» Task to complete:
Among the lines of this listing, determine how many contain the string "zoom". Answer with the number only.

________________________________________

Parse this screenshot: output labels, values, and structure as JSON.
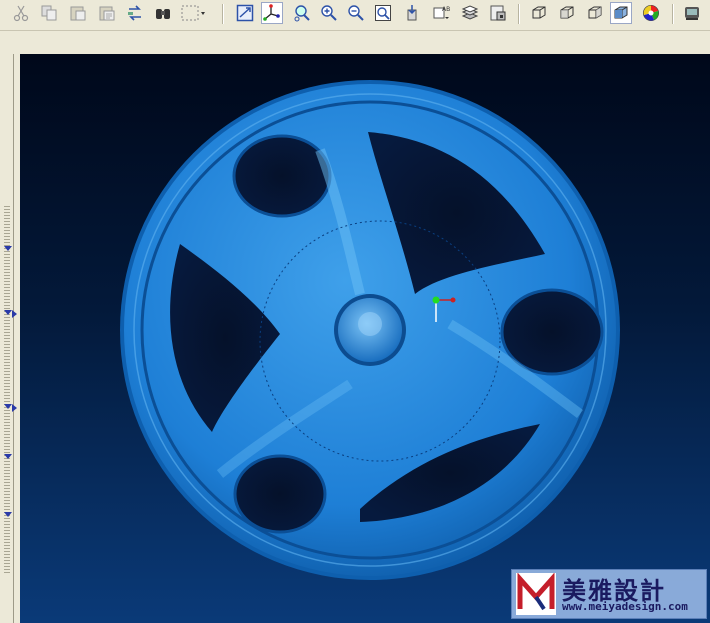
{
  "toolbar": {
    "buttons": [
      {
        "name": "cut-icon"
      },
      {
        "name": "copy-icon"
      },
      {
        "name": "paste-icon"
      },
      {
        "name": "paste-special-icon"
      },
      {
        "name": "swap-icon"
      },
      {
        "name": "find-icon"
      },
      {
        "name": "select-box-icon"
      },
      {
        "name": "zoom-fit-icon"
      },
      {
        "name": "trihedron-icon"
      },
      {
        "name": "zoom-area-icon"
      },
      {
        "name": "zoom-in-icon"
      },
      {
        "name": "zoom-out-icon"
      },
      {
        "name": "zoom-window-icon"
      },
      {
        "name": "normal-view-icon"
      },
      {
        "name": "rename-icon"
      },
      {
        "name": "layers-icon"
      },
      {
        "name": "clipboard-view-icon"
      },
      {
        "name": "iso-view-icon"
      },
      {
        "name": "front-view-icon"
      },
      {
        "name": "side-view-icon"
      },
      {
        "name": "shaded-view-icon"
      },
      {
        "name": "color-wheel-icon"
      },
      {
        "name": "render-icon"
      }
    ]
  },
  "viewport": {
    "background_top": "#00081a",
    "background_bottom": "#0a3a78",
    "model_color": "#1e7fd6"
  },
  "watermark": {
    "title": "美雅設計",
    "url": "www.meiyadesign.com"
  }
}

________________________________________

» Finished task:
5